--- TASK REQUIREMENTS ---
Lift out all lines below that contain "from".

*** INPUT MATERIAL ***

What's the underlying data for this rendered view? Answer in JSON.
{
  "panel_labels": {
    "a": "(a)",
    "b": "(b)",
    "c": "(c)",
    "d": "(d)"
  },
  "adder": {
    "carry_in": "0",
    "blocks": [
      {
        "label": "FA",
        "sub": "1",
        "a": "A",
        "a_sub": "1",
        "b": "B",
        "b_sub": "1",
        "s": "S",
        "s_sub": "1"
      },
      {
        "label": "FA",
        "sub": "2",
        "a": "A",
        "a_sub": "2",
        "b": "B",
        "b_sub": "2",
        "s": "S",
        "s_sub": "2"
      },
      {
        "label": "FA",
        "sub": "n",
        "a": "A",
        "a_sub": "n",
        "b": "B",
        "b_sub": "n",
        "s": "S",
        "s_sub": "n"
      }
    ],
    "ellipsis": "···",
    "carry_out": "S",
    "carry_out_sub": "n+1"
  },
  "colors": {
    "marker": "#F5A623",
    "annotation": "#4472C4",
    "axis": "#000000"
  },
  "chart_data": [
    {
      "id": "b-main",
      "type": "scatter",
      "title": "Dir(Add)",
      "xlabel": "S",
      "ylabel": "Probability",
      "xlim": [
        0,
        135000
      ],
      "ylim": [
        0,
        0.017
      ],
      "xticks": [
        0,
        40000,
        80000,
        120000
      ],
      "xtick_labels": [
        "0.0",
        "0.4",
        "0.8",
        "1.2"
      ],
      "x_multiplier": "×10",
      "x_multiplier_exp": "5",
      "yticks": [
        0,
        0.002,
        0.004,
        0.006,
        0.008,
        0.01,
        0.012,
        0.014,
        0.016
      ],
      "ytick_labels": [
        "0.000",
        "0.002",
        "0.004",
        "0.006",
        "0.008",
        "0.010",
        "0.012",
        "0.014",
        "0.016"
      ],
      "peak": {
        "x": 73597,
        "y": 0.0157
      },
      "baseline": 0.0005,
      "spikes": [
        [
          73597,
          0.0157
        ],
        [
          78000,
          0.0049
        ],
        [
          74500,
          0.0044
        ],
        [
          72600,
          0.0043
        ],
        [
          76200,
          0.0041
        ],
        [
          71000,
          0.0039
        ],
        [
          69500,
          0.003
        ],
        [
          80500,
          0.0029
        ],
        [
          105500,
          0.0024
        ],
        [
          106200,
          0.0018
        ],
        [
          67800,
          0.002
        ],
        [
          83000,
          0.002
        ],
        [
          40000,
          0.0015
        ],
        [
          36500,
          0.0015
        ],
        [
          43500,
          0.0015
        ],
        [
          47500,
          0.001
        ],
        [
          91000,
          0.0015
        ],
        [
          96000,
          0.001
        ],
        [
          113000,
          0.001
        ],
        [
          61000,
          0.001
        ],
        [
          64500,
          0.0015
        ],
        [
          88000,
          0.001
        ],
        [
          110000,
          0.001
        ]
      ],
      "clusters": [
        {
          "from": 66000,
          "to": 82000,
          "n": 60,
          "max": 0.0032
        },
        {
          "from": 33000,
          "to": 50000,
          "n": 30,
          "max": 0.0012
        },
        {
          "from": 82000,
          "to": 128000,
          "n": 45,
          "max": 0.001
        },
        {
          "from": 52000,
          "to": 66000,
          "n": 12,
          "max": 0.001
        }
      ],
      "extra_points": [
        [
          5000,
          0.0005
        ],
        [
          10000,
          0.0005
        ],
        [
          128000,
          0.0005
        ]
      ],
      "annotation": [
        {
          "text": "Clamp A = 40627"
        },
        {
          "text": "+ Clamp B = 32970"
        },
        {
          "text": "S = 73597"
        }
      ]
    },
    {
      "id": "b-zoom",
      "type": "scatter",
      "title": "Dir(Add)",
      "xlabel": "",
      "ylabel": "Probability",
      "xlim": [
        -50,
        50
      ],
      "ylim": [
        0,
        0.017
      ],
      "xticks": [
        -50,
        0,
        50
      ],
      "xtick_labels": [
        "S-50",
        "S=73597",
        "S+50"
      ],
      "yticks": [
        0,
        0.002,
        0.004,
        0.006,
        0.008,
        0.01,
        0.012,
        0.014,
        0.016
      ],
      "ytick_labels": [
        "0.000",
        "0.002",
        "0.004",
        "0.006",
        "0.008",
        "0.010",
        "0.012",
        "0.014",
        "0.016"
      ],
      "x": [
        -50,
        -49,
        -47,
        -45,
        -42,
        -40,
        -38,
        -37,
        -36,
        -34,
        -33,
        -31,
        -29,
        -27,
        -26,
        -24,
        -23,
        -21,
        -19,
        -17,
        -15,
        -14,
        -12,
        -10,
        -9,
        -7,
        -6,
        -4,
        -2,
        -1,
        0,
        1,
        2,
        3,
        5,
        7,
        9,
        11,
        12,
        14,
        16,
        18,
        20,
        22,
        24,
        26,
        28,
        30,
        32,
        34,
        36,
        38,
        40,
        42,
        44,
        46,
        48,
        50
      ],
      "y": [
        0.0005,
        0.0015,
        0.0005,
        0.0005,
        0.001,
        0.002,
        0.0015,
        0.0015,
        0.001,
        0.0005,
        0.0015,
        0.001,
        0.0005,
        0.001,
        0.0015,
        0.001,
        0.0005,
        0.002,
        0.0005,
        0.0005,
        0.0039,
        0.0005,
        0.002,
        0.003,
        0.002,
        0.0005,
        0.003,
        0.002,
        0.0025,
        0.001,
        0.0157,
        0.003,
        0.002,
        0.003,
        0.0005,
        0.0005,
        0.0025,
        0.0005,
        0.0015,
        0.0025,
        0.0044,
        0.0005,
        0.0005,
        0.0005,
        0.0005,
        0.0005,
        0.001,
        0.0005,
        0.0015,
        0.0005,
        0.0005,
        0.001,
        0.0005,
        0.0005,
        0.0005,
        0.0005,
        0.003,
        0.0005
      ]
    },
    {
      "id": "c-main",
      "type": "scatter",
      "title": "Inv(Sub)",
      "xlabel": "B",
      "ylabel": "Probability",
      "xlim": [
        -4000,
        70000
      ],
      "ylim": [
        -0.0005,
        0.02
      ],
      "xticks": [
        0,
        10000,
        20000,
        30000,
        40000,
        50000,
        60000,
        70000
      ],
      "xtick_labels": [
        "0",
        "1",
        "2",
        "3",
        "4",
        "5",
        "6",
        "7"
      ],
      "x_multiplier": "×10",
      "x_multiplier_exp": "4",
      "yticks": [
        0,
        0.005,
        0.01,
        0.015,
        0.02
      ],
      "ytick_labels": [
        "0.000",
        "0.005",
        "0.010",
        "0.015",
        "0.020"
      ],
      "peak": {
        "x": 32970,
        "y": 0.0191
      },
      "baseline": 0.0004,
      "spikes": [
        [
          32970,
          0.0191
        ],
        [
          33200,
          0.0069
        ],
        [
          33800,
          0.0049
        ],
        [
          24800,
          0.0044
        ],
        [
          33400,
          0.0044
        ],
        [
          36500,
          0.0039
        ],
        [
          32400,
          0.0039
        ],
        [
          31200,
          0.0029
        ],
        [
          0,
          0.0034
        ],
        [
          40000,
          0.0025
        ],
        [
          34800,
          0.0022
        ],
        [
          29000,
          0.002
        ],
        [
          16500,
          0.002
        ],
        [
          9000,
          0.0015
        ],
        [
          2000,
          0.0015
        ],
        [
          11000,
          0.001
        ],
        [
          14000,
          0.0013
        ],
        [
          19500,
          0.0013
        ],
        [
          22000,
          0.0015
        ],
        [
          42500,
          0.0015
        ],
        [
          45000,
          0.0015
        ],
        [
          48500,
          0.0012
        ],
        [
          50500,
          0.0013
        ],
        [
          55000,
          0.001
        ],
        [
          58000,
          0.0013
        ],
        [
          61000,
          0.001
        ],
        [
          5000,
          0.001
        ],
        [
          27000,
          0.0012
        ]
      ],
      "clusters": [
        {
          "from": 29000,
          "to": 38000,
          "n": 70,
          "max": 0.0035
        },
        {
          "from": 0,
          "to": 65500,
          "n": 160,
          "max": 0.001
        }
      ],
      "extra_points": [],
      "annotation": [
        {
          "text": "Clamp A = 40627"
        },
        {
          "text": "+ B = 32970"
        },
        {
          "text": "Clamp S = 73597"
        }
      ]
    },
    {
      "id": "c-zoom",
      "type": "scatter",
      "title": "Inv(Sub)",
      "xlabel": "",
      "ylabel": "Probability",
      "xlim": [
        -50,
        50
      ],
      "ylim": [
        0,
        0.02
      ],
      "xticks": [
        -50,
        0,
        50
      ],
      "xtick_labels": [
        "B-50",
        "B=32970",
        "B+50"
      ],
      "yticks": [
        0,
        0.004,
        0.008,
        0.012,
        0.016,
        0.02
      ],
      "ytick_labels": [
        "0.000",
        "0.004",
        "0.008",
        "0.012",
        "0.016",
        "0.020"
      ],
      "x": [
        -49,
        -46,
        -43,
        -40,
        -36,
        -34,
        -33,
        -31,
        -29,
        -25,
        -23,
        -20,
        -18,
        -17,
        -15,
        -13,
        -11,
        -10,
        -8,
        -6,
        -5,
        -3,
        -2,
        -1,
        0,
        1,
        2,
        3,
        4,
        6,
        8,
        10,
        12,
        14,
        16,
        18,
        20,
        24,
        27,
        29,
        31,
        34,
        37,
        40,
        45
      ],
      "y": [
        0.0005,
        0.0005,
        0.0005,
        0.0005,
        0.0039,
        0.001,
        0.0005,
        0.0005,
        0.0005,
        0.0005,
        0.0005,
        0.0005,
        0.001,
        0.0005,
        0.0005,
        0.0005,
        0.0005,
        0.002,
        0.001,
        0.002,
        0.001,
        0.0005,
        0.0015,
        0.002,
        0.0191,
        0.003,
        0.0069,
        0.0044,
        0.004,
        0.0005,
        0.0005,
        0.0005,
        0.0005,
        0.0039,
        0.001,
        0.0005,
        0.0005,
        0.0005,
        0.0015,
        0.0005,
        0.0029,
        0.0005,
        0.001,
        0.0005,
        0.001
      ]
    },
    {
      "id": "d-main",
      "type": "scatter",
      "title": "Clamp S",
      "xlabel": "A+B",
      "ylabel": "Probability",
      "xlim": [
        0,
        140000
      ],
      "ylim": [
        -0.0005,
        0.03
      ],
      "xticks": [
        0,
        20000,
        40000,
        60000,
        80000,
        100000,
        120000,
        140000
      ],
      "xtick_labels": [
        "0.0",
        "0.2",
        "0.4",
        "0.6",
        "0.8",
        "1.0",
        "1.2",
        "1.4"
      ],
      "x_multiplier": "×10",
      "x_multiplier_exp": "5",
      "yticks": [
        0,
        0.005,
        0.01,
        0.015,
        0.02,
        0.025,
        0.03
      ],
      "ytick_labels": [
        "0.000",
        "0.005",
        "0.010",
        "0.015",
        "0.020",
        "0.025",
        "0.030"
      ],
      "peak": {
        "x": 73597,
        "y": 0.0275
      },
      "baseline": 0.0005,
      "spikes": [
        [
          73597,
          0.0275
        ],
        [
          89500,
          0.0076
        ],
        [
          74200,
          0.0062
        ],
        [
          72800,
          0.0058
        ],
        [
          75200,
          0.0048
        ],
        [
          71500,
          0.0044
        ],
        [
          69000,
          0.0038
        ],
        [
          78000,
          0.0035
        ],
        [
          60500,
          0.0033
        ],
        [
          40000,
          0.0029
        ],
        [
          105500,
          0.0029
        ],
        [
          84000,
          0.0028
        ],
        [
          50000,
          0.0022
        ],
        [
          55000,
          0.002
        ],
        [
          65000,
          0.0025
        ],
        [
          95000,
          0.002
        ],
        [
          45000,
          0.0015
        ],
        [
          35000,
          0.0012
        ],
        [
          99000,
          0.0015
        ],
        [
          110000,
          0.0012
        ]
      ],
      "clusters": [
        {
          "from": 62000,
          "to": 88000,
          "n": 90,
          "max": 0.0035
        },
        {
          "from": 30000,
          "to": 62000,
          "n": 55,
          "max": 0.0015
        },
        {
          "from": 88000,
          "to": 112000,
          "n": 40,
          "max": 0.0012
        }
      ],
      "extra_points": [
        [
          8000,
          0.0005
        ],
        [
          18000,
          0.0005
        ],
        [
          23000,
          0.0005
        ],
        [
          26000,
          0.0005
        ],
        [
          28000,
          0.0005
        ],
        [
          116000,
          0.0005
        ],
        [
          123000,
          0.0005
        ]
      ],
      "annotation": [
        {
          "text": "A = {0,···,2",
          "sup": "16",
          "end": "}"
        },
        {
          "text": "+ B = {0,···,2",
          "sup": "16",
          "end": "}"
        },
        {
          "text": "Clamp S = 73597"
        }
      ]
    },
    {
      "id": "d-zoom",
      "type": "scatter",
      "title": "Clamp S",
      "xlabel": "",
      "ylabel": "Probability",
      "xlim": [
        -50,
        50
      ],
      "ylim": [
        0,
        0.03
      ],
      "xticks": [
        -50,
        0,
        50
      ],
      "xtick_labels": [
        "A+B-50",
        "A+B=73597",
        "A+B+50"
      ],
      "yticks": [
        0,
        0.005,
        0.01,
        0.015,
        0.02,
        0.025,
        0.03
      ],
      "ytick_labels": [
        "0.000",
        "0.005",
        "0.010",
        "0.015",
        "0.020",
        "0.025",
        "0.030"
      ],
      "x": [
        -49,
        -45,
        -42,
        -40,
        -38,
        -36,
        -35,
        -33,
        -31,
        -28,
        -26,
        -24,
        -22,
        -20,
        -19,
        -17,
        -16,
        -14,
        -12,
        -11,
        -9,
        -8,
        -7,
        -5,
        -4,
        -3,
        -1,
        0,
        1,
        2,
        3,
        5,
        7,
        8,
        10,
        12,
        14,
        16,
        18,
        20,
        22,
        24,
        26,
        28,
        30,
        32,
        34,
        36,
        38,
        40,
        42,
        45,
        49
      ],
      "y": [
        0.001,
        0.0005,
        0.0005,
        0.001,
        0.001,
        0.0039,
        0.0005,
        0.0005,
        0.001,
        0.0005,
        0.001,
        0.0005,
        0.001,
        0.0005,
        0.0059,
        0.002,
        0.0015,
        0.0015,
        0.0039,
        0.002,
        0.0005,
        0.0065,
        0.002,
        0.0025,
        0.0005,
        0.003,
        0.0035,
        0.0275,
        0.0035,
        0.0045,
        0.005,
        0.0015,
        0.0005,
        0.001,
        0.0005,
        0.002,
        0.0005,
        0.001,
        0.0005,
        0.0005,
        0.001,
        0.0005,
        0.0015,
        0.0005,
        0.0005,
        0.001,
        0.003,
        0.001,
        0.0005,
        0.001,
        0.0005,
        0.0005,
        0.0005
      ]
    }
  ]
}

***

--- OUTPUT OF THE TASK ---
          "from": 66000,
          "from": 33000,
          "from": 82000,
          "from": 52000,
          "from": 29000,
          "from": 0,
          "from": 62000,
          "from": 30000,
          "from": 88000,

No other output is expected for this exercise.